>> Start Supplied records

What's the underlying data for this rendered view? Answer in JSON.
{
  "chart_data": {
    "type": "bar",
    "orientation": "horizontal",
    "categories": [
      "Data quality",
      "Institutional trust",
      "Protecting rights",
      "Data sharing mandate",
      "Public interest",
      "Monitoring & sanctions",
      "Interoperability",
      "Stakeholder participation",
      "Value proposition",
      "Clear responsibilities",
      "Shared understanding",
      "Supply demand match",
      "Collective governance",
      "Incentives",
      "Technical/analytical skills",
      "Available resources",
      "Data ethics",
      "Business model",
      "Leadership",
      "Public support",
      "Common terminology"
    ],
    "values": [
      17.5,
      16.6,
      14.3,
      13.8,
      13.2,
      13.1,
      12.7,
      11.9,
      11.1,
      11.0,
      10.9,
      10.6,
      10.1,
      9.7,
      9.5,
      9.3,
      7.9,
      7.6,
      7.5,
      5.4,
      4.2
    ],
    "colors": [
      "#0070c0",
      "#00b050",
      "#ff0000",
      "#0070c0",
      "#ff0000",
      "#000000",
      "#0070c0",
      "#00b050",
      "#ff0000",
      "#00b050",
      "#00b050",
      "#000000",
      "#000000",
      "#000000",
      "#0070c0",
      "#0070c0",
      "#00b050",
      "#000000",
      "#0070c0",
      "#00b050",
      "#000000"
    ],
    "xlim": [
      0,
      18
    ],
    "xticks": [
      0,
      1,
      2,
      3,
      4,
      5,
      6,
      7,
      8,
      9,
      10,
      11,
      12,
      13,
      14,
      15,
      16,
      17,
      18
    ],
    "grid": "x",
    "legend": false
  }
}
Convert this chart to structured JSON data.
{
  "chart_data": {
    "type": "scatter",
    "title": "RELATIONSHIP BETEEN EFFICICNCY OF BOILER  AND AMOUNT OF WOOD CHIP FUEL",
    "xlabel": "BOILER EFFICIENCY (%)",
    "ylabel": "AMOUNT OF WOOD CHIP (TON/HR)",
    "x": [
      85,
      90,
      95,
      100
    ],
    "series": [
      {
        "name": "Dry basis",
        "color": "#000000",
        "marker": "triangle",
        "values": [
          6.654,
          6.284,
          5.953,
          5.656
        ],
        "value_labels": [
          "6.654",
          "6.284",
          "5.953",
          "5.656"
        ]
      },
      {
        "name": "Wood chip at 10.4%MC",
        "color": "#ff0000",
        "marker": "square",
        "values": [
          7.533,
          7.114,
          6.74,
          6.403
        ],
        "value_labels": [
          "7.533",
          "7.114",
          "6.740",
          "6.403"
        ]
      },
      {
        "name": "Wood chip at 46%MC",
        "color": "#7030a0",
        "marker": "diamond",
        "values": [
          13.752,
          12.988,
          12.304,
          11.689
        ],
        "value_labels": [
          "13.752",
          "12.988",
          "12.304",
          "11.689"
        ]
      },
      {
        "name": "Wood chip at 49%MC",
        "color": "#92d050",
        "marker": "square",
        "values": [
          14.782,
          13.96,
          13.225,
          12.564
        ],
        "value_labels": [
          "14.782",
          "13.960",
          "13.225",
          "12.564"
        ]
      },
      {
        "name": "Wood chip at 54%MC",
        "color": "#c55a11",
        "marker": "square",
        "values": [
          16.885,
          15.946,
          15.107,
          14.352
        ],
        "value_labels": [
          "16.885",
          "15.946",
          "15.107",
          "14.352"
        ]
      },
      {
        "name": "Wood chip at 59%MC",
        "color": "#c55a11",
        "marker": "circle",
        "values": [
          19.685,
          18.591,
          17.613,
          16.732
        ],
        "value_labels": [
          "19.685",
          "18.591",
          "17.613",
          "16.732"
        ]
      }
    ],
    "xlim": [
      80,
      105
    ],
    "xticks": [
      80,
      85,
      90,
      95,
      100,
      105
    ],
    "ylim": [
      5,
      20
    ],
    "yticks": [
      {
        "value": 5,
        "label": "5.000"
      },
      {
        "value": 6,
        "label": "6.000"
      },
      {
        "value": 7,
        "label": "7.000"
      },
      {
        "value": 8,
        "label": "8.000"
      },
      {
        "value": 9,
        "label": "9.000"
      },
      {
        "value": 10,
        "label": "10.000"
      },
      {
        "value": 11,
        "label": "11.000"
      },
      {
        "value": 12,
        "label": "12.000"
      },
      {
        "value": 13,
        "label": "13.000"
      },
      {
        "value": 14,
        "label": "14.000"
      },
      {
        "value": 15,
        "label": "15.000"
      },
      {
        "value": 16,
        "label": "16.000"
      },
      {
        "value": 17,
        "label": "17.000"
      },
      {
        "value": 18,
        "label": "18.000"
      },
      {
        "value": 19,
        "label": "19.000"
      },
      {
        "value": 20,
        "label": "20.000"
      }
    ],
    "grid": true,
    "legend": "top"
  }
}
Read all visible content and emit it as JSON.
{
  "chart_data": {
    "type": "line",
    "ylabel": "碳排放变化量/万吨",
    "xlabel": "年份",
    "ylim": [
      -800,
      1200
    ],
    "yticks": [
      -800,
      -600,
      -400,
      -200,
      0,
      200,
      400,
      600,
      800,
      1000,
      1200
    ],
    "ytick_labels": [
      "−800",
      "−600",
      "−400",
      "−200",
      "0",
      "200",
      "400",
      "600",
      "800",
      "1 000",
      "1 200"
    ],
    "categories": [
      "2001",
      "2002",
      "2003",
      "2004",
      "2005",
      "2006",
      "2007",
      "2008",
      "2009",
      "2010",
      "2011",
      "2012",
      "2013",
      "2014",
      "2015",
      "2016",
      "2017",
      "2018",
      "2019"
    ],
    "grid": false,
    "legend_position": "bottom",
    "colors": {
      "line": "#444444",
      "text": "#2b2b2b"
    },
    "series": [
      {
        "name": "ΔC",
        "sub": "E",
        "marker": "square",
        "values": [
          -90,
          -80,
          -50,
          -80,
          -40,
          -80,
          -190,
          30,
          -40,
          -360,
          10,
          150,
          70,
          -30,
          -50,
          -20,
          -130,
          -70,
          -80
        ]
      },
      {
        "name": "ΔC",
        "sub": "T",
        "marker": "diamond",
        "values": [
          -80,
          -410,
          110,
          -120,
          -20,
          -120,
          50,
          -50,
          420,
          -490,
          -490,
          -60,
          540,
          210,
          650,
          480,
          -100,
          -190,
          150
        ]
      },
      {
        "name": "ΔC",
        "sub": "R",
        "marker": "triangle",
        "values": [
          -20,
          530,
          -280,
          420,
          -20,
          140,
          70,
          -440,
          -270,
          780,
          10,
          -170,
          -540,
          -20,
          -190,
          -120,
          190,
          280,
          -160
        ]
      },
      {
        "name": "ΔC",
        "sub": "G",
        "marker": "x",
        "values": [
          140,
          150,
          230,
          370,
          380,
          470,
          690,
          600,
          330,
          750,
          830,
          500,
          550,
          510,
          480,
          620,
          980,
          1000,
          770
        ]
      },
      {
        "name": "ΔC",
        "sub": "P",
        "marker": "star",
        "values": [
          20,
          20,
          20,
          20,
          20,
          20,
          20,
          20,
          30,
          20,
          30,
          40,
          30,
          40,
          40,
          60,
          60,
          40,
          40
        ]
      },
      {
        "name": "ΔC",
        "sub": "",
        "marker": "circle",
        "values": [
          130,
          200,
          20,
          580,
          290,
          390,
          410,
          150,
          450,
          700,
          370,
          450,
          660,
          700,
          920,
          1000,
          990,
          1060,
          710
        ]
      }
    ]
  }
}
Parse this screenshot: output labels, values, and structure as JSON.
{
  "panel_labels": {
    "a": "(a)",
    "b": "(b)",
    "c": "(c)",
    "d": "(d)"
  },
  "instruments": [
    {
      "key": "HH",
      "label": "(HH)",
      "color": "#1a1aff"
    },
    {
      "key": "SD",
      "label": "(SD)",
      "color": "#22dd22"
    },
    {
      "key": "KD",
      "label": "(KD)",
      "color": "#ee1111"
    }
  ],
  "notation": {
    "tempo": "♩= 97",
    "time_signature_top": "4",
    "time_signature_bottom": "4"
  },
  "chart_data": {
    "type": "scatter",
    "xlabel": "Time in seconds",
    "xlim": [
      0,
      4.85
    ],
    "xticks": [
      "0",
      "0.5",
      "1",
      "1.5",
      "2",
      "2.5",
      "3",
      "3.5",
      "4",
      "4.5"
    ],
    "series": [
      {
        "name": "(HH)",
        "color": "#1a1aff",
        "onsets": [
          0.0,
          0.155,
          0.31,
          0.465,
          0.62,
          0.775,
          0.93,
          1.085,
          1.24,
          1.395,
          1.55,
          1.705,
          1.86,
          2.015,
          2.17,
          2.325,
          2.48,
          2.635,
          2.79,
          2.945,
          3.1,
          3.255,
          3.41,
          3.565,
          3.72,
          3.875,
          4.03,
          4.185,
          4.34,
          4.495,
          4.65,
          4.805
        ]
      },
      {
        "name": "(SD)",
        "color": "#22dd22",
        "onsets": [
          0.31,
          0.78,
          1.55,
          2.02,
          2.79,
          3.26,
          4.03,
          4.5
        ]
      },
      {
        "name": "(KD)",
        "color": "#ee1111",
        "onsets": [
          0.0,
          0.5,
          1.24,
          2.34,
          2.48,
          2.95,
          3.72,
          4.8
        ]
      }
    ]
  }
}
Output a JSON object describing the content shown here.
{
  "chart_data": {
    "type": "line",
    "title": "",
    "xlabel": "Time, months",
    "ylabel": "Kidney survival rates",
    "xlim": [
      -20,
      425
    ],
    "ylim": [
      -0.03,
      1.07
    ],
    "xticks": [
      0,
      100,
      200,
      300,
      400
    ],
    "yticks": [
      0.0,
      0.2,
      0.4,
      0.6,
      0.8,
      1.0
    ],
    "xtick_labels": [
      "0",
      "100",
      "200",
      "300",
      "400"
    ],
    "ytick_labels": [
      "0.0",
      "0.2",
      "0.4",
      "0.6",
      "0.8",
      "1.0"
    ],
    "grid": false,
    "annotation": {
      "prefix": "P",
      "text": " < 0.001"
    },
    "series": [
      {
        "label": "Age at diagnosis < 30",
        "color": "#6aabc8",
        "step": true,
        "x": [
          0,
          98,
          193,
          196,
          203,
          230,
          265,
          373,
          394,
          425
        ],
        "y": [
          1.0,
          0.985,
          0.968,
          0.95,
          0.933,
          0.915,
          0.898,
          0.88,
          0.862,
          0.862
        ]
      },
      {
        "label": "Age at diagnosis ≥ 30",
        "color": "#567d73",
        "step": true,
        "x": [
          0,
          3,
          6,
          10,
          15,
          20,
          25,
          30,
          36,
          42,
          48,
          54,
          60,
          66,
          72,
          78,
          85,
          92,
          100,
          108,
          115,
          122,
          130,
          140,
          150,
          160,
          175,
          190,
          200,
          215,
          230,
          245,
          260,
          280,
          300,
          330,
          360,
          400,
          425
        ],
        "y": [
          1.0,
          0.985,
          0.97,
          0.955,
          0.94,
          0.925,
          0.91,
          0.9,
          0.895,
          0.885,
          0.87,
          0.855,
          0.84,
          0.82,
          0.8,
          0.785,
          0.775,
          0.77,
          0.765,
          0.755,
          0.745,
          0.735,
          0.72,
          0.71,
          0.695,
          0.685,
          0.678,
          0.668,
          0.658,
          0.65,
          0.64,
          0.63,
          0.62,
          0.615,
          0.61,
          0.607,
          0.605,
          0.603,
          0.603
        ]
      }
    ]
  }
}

>> End Supplied records

● Task brief
Copy all lines from the material that contain "JSON".

● Problem solution
What's the underlying data for this rendered view? Answer in JSON.
Convert this chart to structured JSON data.
Read all visible content and emit it as JSON.
Parse this screenshot: output labels, values, and structure as JSON.
Output a JSON object describing the content shown here.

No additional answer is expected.